• _Figure content listings_
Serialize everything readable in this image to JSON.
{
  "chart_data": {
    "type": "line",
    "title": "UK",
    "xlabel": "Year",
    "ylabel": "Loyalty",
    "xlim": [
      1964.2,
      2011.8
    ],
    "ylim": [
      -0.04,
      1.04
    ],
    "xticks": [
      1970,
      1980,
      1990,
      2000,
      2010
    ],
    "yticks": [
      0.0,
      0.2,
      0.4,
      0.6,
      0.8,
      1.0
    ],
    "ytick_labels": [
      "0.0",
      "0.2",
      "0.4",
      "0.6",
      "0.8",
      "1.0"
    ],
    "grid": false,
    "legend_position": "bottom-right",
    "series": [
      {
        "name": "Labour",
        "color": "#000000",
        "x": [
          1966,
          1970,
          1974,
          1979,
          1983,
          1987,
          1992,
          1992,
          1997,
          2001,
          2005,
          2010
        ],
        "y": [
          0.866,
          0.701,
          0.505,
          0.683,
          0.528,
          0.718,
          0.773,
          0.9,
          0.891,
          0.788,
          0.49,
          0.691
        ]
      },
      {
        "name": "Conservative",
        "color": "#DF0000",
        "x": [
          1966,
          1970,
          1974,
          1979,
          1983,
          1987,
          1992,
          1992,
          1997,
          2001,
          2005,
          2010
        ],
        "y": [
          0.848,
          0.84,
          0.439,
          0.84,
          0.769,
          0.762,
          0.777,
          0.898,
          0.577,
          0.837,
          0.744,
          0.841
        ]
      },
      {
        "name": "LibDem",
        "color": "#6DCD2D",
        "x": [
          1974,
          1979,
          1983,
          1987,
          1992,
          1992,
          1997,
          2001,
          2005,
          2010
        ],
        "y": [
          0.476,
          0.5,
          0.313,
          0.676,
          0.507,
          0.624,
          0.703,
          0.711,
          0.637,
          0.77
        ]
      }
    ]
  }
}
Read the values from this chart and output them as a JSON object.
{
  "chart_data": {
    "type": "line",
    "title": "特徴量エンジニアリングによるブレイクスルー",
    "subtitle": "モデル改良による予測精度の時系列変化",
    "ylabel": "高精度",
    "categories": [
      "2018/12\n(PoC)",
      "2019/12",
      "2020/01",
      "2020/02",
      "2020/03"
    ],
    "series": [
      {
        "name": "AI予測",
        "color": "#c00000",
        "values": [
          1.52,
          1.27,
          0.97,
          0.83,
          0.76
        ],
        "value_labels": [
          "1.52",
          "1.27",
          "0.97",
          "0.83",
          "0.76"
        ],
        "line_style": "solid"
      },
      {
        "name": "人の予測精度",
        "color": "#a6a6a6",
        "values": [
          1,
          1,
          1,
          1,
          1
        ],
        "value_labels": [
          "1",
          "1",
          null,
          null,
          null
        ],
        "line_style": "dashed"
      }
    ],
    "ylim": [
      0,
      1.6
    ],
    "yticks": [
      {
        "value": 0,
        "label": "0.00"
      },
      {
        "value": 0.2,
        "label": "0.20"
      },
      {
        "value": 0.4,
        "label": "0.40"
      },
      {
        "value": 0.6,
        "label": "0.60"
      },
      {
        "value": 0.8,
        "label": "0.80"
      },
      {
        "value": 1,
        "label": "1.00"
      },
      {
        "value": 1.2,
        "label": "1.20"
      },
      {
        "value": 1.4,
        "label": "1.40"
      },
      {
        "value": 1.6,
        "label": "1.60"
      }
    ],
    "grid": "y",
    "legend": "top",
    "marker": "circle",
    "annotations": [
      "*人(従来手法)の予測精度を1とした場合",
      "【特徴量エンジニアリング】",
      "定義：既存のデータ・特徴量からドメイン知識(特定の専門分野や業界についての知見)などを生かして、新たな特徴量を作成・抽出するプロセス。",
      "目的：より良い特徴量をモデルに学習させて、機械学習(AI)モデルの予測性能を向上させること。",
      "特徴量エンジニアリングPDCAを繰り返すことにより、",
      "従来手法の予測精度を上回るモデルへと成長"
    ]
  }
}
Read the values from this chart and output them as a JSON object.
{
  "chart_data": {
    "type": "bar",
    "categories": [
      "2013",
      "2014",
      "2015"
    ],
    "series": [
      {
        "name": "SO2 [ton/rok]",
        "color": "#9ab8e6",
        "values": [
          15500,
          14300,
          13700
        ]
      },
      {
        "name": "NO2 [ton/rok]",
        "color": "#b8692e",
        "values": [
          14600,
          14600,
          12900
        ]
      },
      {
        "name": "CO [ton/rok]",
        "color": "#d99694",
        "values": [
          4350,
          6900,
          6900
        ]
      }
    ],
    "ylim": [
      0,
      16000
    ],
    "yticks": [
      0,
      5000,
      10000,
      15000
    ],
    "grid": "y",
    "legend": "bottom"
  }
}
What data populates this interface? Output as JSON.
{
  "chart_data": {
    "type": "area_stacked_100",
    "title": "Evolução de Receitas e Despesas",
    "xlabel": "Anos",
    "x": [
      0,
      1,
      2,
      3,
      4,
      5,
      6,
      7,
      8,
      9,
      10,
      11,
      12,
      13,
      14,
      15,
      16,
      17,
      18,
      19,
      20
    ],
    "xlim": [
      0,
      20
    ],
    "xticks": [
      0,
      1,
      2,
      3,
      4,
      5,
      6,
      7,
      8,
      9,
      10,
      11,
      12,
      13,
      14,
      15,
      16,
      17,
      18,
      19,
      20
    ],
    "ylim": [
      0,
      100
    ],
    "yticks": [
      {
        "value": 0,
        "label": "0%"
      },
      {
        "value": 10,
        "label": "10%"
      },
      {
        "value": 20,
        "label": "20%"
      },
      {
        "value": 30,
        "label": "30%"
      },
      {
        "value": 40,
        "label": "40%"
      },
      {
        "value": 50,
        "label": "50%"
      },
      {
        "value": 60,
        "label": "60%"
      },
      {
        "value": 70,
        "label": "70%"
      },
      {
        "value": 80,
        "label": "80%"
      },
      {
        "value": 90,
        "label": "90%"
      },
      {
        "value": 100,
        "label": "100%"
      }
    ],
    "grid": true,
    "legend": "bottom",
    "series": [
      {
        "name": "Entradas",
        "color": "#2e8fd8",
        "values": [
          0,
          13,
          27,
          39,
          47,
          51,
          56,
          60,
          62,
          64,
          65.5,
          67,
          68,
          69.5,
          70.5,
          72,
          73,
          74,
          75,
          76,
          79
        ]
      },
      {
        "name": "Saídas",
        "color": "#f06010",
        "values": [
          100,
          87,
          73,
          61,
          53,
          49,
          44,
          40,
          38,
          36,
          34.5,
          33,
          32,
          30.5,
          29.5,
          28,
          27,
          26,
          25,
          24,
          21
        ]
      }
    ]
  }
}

• _To do_
Copy out all of the lines above exactly.

• _Result_
Serialize everything readable in this image to JSON.
{
  "chart_data": {
    "type": "line",
    "title": "UK",
    "xlabel": "Year",
    "ylabel": "Loyalty",
    "xlim": [
      1964.2,
      2011.8
    ],
    "ylim": [
      -0.04,
      1.04
    ],
    "xticks": [
      1970,
      1980,
      1990,
      2000,
      2010
    ],
    "yticks": [
      0.0,
      0.2,
      0.4,
      0.6,
      0.8,
      1.0
    ],
    "ytick_labels": [
      "0.0",
      "0.2",
      "0.4",
      "0.6",
      "0.8",
      "1.0"
    ],
    "grid": false,
    "legend_position": "bottom-right",
    "series": [
      {
        "name": "Labour",
        "color": "#000000",
        "x": [
          1966,
          1970,
          1974,
          1979,
          1983,
          1987,
          1992,
          1992,
          1997,
          2001,
          2005,
          2010
        ],
        "y": [
          0.866,
          0.701,
          0.505,
          0.683,
          0.528,
          0.718,
          0.773,
          0.9,
          0.891,
          0.788,
          0.49,
          0.691
        ]
      },
      {
        "name": "Conservative",
        "color": "#DF0000",
        "x": [
          1966,
          1970,
          1974,
          1979,
          1983,
          1987,
          1992,
          1992,
          1997,
          2001,
          2005,
          2010
        ],
        "y": [
          0.848,
          0.84,
          0.439,
          0.84,
          0.769,
          0.762,
          0.777,
          0.898,
          0.577,
          0.837,
          0.744,
          0.841
        ]
      },
      {
        "name": "LibDem",
        "color": "#6DCD2D",
        "x": [
          1974,
          1979,
          1983,
          1987,
          1992,
          1992,
          1997,
          2001,
          2005,
          2010
        ],
        "y": [
          0.476,
          0.5,
          0.313,
          0.676,
          0.507,
          0.624,
          0.703,
          0.711,
          0.637,
          0.77
        ]
      }
    ]
  }
}
Read the values from this chart and output them as a JSON object.
{
  "chart_data": {
    "type": "line",
    "title": "特徴量エンジニアリングによるブレイクスルー",
    "subtitle": "モデル改良による予測精度の時系列変化",
    "ylabel": "高精度",
    "categories": [
      "2018/12\n(PoC)",
      "2019/12",
      "2020/01",
      "2020/02",
      "2020/03"
    ],
    "series": [
      {
        "name": "AI予測",
        "color": "#c00000",
        "values": [
          1.52,
          1.27,
          0.97,
          0.83,
          0.76
        ],
        "value_labels": [
          "1.52",
          "1.27",
          "0.97",
          "0.83",
          "0.76"
        ],
        "line_style": "solid"
      },
      {
        "name": "人の予測精度",
        "color": "#a6a6a6",
        "values": [
          1,
          1,
          1,
          1,
          1
        ],
        "value_labels": [
          "1",
          "1",
          null,
          null,
          null
        ],
        "line_style": "dashed"
      }
    ],
    "ylim": [
      0,
      1.6
    ],
    "yticks": [
      {
        "value": 0,
        "label": "0.00"
      },
      {
        "value": 0.2,
        "label": "0.20"
      },
      {
        "value": 0.4,
        "label": "0.40"
      },
      {
        "value": 0.6,
        "label": "0.60"
      },
      {
        "value": 0.8,
        "label": "0.80"
      },
      {
        "value": 1,
        "label": "1.00"
      },
      {
        "value": 1.2,
        "label": "1.20"
      },
      {
        "value": 1.4,
        "label": "1.40"
      },
      {
        "value": 1.6,
        "label": "1.60"
      }
    ],
    "grid": "y",
    "legend": "top",
    "marker": "circle",
    "annotations": [
      "*人(従来手法)の予測精度を1とした場合",
      "【特徴量エンジニアリング】",
      "定義：既存のデータ・特徴量からドメイン知識(特定の専門分野や業界についての知見)などを生かして、新たな特徴量を作成・抽出するプロセス。",
      "目的：より良い特徴量をモデルに学習させて、機械学習(AI)モデルの予測性能を向上させること。",
      "特徴量エンジニアリングPDCAを繰り返すことにより、",
      "従来手法の予測精度を上回るモデルへと成長"
    ]
  }
}
Read the values from this chart and output them as a JSON object.
{
  "chart_data": {
    "type": "bar",
    "categories": [
      "2013",
      "2014",
      "2015"
    ],
    "series": [
      {
        "name": "SO2 [ton/rok]",
        "color": "#9ab8e6",
        "values": [
          15500,
          14300,
          13700
        ]
      },
      {
        "name": "NO2 [ton/rok]",
        "color": "#b8692e",
        "values": [
          14600,
          14600,
          12900
        ]
      },
      {
        "name": "CO [ton/rok]",
        "color": "#d99694",
        "values": [
          4350,
          6900,
          6900
        ]
      }
    ],
    "ylim": [
      0,
      16000
    ],
    "yticks": [
      0,
      5000,
      10000,
      15000
    ],
    "grid": "y",
    "legend": "bottom"
  }
}
What data populates this interface? Output as JSON.
{
  "chart_data": {
    "type": "area_stacked_100",
    "title": "Evolução de Receitas e Despesas",
    "xlabel": "Anos",
    "x": [
      0,
      1,
      2,
      3,
      4,
      5,
      6,
      7,
      8,
      9,
      10,
      11,
      12,
      13,
      14,
      15,
      16,
      17,
      18,
      19,
      20
    ],
    "xlim": [
      0,
      20
    ],
    "xticks": [
      0,
      1,
      2,
      3,
      4,
      5,
      6,
      7,
      8,
      9,
      10,
      11,
      12,
      13,
      14,
      15,
      16,
      17,
      18,
      19,
      20
    ],
    "ylim": [
      0,
      100
    ],
    "yticks": [
      {
        "value": 0,
        "label": "0%"
      },
      {
        "value": 10,
        "label": "10%"
      },
      {
        "value": 20,
        "label": "20%"
      },
      {
        "value": 30,
        "label": "30%"
      },
      {
        "value": 40,
        "label": "40%"
      },
      {
        "value": 50,
        "label": "50%"
      },
      {
        "value": 60,
        "label": "60%"
      },
      {
        "value": 70,
        "label": "70%"
      },
      {
        "value": 80,
        "label": "80%"
      },
      {
        "value": 90,
        "label": "90%"
      },
      {
        "value": 100,
        "label": "100%"
      }
    ],
    "grid": true,
    "legend": "bottom",
    "series": [
      {
        "name": "Entradas",
        "color": "#2e8fd8",
        "values": [
          0,
          13,
          27,
          39,
          47,
          51,
          56,
          60,
          62,
          64,
          65.5,
          67,
          68,
          69.5,
          70.5,
          72,
          73,
          74,
          75,
          76,
          79
        ]
      },
      {
        "name": "Saídas",
        "color": "#f06010",
        "values": [
          100,
          87,
          73,
          61,
          53,
          49,
          44,
          40,
          38,
          36,
          34.5,
          33,
          32,
          30.5,
          29.5,
          28,
          27,
          26,
          25,
          24,
          21
        ]
      }
    ]
  }
}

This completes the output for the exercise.